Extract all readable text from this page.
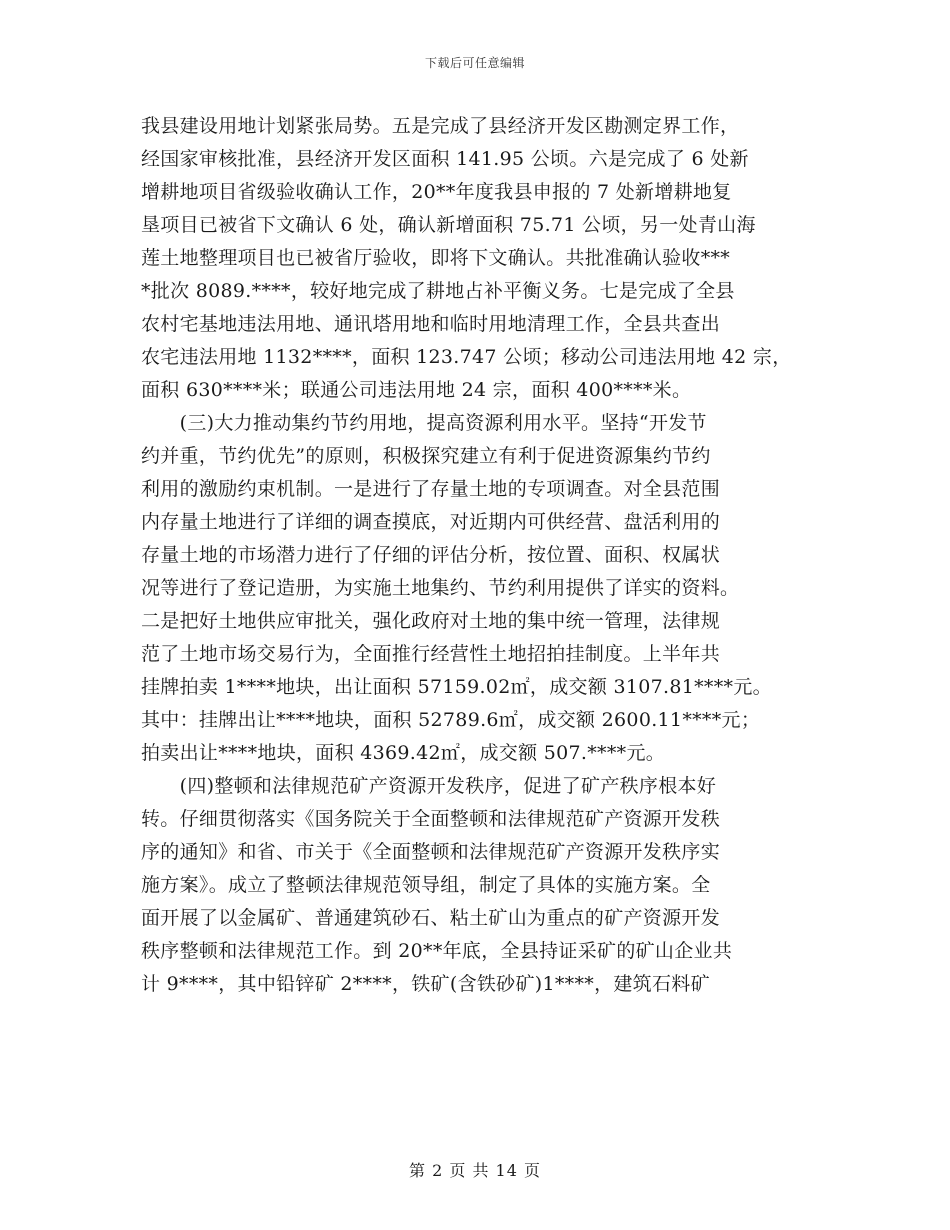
下载后可任意编辑
我县建设用地计划紧张局势。五是完成了县经济开发区勘测定界工作，
经国家审核批准，县经济开发区面积 141.95 公顷。六是完成了 6 处新
增耕地项目省级验收确认工作，20**年度我县申报的 7 处新增耕地复
垦项目已被省下文确认 6 处，确认新增面积 75.71 公顷，另一处青山海
莲土地整理项目也已被省厅验收，即将下文确认。共批准确认验收***
*批次 8089.****，较好地完成了耕地占补平衡义务。七是完成了全县
农村宅基地违法用地、通讯塔用地和临时用地清理工作，全县共查出
农宅违法用地 1132****，面积 123.747 公顷；移动公司违法用地 42 宗，
面积 630****米；联通公司违法用地 24 宗，面积 400****米。
　　(三)大力推动集约节约用地，提高资源利用水平。坚持“开发节
约并重，节约优先”的原则，积极探究建立有利于促进资源集约节约
利用的激励约束机制。一是进行了存量土地的专项调查。对全县范围
内存量土地进行了详细的调查摸底，对近期内可供经营、盘活利用的
存量土地的市场潜力进行了仔细的评估分析，按位置、面积、权属状
况等进行了登记造册，为实施土地集约、节约利用提供了详实的资料。
二是把好土地供应审批关，强化政府对土地的集中统一管理，法律规
范了土地市场交易行为，全面推行经营性土地招拍挂制度。上半年共
挂牌拍卖 1****地块，出让面积 57159.02㎡，成交额 3107.81****元。
其中：挂牌出让****地块，面积 52789.6㎡，成交额 2600.11****元；
拍卖出让****地块，面积 4369.42㎡，成交额 507.****元。
　　(四)整顿和法律规范矿产资源开发秩序，促进了矿产秩序根本好
转。仔细贯彻落实《国务院关于全面整顿和法律规范矿产资源开发秩
序的通知》和省、市关于《全面整顿和法律规范矿产资源开发秩序实
施方案》。成立了整顿法律规范领导组，制定了具体的实施方案。全
面开展了以金属矿、普通建筑砂石、粘土矿山为重点的矿产资源开发
秩序整顿和法律规范工作。到 20**年底，全县持证采矿的矿山企业共
计 9****，其中铅锌矿 2****，铁矿(含铁砂矿)1****，建筑石料矿
第 2 页 共 14 页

[What this task involves]: Reproduce all of the material above word for word. Omit the pictures.

[Final answer]:
Extract all readable text from this page.
下载后可任意编辑
我县建设用地计划紧张局势。五是完成了县经济开发区勘测定界工作，
经国家审核批准，县经济开发区面积 141.95 公顷。六是完成了 6 处新
增耕地项目省级验收确认工作，20**年度我县申报的 7 处新增耕地复
垦项目已被省下文确认 6 处，确认新增面积 75.71 公顷，另一处青山海
莲土地整理项目也已被省厅验收，即将下文确认。共批准确认验收***
*批次 8089.****，较好地完成了耕地占补平衡义务。七是完成了全县
农村宅基地违法用地、通讯塔用地和临时用地清理工作，全县共查出
农宅违法用地 1132****，面积 123.747 公顷；移动公司违法用地 42 宗，
面积 630****米；联通公司违法用地 24 宗，面积 400****米。
　　(三)大力推动集约节约用地，提高资源利用水平。坚持“开发节
约并重，节约优先”的原则，积极探究建立有利于促进资源集约节约
利用的激励约束机制。一是进行了存量土地的专项调查。对全县范围
内存量土地进行了详细的调查摸底，对近期内可供经营、盘活利用的
存量土地的市场潜力进行了仔细的评估分析，按位置、面积、权属状
况等进行了登记造册，为实施土地集约、节约利用提供了详实的资料。
二是把好土地供应审批关，强化政府对土地的集中统一管理，法律规
范了土地市场交易行为，全面推行经营性土地招拍挂制度。上半年共
挂牌拍卖 1****地块，出让面积 57159.02㎡，成交额 3107.81****元。
其中：挂牌出让****地块，面积 52789.6㎡，成交额 2600.11****元；
拍卖出让****地块，面积 4369.42㎡，成交额 507.****元。
　　(四)整顿和法律规范矿产资源开发秩序，促进了矿产秩序根本好
转。仔细贯彻落实《国务院关于全面整顿和法律规范矿产资源开发秩
序的通知》和省、市关于《全面整顿和法律规范矿产资源开发秩序实
施方案》。成立了整顿法律规范领导组，制定了具体的实施方案。全
面开展了以金属矿、普通建筑砂石、粘土矿山为重点的矿产资源开发
秩序整顿和法律规范工作。到 20**年底，全县持证采矿的矿山企业共
计 9****，其中铅锌矿 2****，铁矿(含铁砂矿)1****，建筑石料矿
第 2 页 共 14 页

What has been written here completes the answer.